━━━━━ Material ━━━━━

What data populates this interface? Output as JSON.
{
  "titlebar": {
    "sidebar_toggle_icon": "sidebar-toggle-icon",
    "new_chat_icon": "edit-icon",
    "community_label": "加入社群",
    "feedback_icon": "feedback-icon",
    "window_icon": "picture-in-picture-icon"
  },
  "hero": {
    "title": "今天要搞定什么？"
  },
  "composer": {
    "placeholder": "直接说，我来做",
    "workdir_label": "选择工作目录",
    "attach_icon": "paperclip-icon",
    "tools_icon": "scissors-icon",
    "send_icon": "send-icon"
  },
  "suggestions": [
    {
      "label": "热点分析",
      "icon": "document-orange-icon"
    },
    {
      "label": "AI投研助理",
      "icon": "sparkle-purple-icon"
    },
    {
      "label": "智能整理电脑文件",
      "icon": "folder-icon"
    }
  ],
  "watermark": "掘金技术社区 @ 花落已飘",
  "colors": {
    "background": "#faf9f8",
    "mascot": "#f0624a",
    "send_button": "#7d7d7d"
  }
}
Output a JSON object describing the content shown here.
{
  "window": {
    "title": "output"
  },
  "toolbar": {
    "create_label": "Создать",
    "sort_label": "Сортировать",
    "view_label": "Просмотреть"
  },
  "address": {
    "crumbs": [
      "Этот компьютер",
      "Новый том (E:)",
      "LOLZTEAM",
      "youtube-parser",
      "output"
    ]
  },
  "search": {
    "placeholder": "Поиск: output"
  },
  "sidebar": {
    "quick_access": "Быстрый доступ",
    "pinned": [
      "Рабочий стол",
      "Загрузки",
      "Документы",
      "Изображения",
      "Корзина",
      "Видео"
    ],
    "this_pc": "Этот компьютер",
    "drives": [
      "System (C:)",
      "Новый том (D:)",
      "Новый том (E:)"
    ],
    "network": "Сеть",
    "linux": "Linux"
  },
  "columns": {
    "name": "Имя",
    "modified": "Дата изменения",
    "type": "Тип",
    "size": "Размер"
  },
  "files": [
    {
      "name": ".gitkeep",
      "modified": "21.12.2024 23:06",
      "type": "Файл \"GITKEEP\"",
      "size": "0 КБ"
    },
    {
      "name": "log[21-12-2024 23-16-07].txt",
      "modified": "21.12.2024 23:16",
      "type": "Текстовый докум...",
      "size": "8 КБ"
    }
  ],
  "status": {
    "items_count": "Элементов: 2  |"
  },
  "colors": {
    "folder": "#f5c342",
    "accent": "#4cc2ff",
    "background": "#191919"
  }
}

━━━━━

Give all the records again. Match them exactly.

# [Solution for this task]
What data populates this interface? Output as JSON.
{
  "titlebar": {
    "sidebar_toggle_icon": "sidebar-toggle-icon",
    "new_chat_icon": "edit-icon",
    "community_label": "加入社群",
    "feedback_icon": "feedback-icon",
    "window_icon": "picture-in-picture-icon"
  },
  "hero": {
    "title": "今天要搞定什么？"
  },
  "composer": {
    "placeholder": "直接说，我来做",
    "workdir_label": "选择工作目录",
    "attach_icon": "paperclip-icon",
    "tools_icon": "scissors-icon",
    "send_icon": "send-icon"
  },
  "suggestions": [
    {
      "label": "热点分析",
      "icon": "document-orange-icon"
    },
    {
      "label": "AI投研助理",
      "icon": "sparkle-purple-icon"
    },
    {
      "label": "智能整理电脑文件",
      "icon": "folder-icon"
    }
  ],
  "watermark": "掘金技术社区 @ 花落已飘",
  "colors": {
    "background": "#faf9f8",
    "mascot": "#f0624a",
    "send_button": "#7d7d7d"
  }
}
Output a JSON object describing the content shown here.
{
  "window": {
    "title": "output"
  },
  "toolbar": {
    "create_label": "Создать",
    "sort_label": "Сортировать",
    "view_label": "Просмотреть"
  },
  "address": {
    "crumbs": [
      "Этот компьютер",
      "Новый том (E:)",
      "LOLZTEAM",
      "youtube-parser",
      "output"
    ]
  },
  "search": {
    "placeholder": "Поиск: output"
  },
  "sidebar": {
    "quick_access": "Быстрый доступ",
    "pinned": [
      "Рабочий стол",
      "Загрузки",
      "Документы",
      "Изображения",
      "Корзина",
      "Видео"
    ],
    "this_pc": "Этот компьютер",
    "drives": [
      "System (C:)",
      "Новый том (D:)",
      "Новый том (E:)"
    ],
    "network": "Сеть",
    "linux": "Linux"
  },
  "columns": {
    "name": "Имя",
    "modified": "Дата изменения",
    "type": "Тип",
    "size": "Размер"
  },
  "files": [
    {
      "name": ".gitkeep",
      "modified": "21.12.2024 23:06",
      "type": "Файл \"GITKEEP\"",
      "size": "0 КБ"
    },
    {
      "name": "log[21-12-2024 23-16-07].txt",
      "modified": "21.12.2024 23:16",
      "type": "Текстовый докум...",
      "size": "8 КБ"
    }
  ],
  "status": {
    "items_count": "Элементов: 2  |"
  },
  "colors": {
    "folder": "#f5c342",
    "accent": "#4cc2ff",
    "background": "#191919"
  }
}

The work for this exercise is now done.